Extract:
+--

Hungary
126 voyages
Pécs: Hungary's Mediterranean Soul at the Crossroads of Civilisations
Pécs is the great surprise of Hungarian travel — a city of two thousand years that feels more Mediterranean than Central European, its south-facing hillside location at the foot of the Mecsek Mountains granting it a mild climate, abundant sunshine, and an atmosphere of cultured ease that sets it apart from anything north of the Alps. The Romans founded Sopianae here in the second century, and the Early Christian necropolis they left behind — a network of elaborately painted underground burial chambers — is now a UNESCO World Heritage Site and one of the most important late-Roman monuments in Europe. The Ottoman Turks, who held the city for nearly a hundred and fifty years from 1543, added mosques and baths that still stand, most notably the Mosque of Pasha Qasim, which dominates Széchenyi Square with its massive dome and serves today as a Catholic church — a uniquely Hungarian architectural compromise.
The character of Pécs is shaped by this extraordinary cultural layering. Walking from the Roman tombs to the Ottoman mosque to the neo-Romanesque Cathedral — all within fifteen minutes — is a journey through two millennia of European civilisation. The city was designated a European Capital of Culture in 2010, and the investment that came with that honour transformed the cultural infrastructure: the Zsolnay Cultural Quarter, built in the former ceramics factory that once supplied the Habsburgs with their finest porcelain, now houses museums, galleries, a planetarium, and craft workshops in buildings whose facades are clad in the distinctive iridescent Zsolnay tiles. The university, founded in 1367 and Hungary's oldest, ensures that the city's cafés and wine bars are always animated with student life.

+--

Information given:
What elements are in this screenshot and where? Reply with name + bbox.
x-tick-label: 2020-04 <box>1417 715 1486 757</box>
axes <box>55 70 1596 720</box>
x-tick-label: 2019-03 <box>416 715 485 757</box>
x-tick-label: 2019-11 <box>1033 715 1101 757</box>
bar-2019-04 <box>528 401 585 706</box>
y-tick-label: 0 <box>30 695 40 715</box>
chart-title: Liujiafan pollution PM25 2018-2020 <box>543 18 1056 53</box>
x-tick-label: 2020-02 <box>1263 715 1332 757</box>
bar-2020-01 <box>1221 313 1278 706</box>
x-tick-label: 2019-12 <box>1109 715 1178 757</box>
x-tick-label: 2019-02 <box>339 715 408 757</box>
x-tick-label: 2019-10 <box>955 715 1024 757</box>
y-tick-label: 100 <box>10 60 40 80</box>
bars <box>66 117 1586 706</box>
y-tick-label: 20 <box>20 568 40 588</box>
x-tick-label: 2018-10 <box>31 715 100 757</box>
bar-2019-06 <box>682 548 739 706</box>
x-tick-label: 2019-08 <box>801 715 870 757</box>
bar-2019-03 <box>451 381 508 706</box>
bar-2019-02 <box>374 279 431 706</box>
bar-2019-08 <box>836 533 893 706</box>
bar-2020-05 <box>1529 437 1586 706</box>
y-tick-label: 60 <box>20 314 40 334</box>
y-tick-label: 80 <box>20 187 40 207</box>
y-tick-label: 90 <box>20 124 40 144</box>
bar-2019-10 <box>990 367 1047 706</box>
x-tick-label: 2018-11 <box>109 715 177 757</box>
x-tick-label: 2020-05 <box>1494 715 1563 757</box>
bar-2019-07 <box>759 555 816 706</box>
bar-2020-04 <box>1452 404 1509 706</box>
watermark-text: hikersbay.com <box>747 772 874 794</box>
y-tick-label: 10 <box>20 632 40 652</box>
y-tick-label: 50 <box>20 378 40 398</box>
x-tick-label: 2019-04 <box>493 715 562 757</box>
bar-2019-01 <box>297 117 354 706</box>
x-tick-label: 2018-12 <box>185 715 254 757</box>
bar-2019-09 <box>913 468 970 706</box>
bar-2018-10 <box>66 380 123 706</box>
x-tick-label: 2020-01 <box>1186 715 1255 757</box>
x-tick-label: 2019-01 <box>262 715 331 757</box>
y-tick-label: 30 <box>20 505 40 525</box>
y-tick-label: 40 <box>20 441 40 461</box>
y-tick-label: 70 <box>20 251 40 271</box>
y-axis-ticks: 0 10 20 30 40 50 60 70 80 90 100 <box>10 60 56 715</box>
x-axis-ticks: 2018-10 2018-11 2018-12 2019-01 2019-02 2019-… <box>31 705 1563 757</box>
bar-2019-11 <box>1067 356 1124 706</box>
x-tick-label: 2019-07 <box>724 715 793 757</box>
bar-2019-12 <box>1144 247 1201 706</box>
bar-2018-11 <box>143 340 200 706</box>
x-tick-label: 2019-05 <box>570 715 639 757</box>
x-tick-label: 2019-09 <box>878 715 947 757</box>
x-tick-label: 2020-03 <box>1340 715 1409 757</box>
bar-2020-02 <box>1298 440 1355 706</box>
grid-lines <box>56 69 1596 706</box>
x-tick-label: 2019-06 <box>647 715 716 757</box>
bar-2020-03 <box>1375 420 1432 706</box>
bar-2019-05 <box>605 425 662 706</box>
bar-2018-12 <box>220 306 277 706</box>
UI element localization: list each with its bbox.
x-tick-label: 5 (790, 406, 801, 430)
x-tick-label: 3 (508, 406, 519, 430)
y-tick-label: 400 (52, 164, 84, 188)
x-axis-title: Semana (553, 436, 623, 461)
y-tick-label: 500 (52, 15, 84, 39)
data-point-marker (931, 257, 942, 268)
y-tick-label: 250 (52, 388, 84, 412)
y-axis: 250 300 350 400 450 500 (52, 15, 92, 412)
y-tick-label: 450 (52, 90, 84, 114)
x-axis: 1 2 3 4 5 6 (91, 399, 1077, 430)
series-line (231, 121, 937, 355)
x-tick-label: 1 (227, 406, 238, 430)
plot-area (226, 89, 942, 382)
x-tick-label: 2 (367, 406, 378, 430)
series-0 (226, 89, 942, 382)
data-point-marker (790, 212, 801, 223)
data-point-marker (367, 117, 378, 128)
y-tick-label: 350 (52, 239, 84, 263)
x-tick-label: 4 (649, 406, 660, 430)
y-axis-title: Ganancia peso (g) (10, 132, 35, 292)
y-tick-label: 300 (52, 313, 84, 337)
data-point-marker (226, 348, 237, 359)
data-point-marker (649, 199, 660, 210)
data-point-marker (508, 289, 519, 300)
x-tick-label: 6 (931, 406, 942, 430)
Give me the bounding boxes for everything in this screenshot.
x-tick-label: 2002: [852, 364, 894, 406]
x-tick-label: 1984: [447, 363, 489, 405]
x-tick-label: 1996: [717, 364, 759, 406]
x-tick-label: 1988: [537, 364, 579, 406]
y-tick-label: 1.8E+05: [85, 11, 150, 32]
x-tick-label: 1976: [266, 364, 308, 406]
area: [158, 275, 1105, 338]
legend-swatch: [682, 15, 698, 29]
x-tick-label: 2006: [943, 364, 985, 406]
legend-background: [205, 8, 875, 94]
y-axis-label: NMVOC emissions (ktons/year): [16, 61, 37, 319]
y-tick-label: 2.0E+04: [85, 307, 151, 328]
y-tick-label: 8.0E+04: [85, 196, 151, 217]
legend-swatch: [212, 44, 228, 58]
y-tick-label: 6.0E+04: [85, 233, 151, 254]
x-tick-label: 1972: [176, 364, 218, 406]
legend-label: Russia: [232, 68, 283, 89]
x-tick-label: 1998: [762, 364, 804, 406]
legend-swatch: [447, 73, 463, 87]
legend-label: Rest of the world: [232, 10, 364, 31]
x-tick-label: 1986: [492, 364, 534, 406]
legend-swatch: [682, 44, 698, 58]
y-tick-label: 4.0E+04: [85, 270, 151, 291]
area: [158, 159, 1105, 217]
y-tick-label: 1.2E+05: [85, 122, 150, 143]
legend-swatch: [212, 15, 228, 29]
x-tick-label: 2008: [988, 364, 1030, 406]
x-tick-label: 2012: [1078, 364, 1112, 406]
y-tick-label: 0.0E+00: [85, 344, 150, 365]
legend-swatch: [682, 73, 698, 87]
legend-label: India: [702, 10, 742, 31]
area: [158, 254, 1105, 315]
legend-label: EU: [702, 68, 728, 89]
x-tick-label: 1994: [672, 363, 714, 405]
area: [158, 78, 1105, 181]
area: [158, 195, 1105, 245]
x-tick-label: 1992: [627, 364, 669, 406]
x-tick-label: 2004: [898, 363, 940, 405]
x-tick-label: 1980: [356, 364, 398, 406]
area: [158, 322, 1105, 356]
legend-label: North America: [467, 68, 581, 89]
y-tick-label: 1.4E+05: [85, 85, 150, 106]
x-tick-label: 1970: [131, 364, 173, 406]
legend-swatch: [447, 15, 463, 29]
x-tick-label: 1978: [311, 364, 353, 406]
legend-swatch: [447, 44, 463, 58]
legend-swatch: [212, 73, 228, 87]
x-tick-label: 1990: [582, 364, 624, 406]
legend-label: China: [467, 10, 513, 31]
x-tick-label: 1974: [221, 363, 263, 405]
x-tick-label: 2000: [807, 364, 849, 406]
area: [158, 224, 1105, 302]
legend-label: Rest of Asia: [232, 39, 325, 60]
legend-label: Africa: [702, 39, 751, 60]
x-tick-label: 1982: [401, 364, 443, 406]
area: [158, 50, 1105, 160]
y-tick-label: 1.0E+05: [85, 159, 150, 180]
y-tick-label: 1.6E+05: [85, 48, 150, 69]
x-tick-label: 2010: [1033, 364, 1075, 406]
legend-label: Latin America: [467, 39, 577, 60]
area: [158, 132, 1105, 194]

+--

Explore the material:
• 1. Summarize the text on Pécs in two sentences.
• 2. Continue the text on Pécs from its final sentence.

Written responses:
• 1. Pécs, a city of two thousand years on a south-facing hillside below the Mecsek Mountains, has a mild, sunny, Mediterranean feel, with a UNESCO-listed Early Christian necropolis from the Roman era and Ottoman mosques and baths, among them the Mosque of Pasha Qasim, now a Catholic church. Its layered history can be crossed on foot in fifteen minutes, and its 2010 year as European Capital of Culture produced the Zsolnay Cultural Quarter in the former ceramics factory, while Hungary's oldest university, founded in 1367, keeps its cafés and wine bars lively.

• 2.
Pécs sits at the heart of the Villány-Siklós wine region, which produces some of Hungary's finest reds. The Villány wines — particularly the Cabernet Franc and the indigenous Kékfrankos — have earned international recognition, and the wine route south of the city passes through villages where cellars carved into the hillside offer tastings at prices that seem almost anachronistic. In the city itself, the Sétatér neighbourhood on the hillside is lined with restaurants serving modern Hungarian cuisine: mangalica pork, foie gras, wild game stew, and the paprika-rich flavours that define the country's culinary identity. Bagolyvár, just outside the old town walls, pairs local wines with seasonal menus in a garden setting that captures the essence of Pécs's relaxed sophistication. The city's daily market, Vásárcsarnok, sells Mecsek honey, handmade sausages, and seasonal produce from the surrounding farms.
Beyond the city, the Mecsek Hills offer hiking through forested ridges to viewpoints that stretch across the Great Hungarian Plain to the south. The caves beneath the mountains — including the Abaliget Cave, which has been used therapeutically for respiratory conditions since the nineteenth century — add a subterranean dimension to the landscape. Harkány, a spa town thirty kilometres south, offers thermal bathing in naturally heated waters rich in sulphur. The medieval fortress of Siklós and the castle at Szigetvár — where the 1566 siege became one of the pivotal moments in the Ottoman-Habsburg wars — are both within easy excursion distance.
AmaWaterways features Pécs on its Danube itineraries, typically as a full-day excursion from Mohács or the river port at Kalocsa. The journey from the Danube to Pécs passes through the gently undulating wine country of Villány, often with a cellar stop included. For travellers who know Budapest and the Danube Bend but have yet to explore southern Hungary, Pécs reveals a dimension of the country that is warmer, more cosmopolitan, and more historically complex than the capital suggests. The best months to visit are May through October, with September's grape harvest and October's wine festivals offering particular appeal.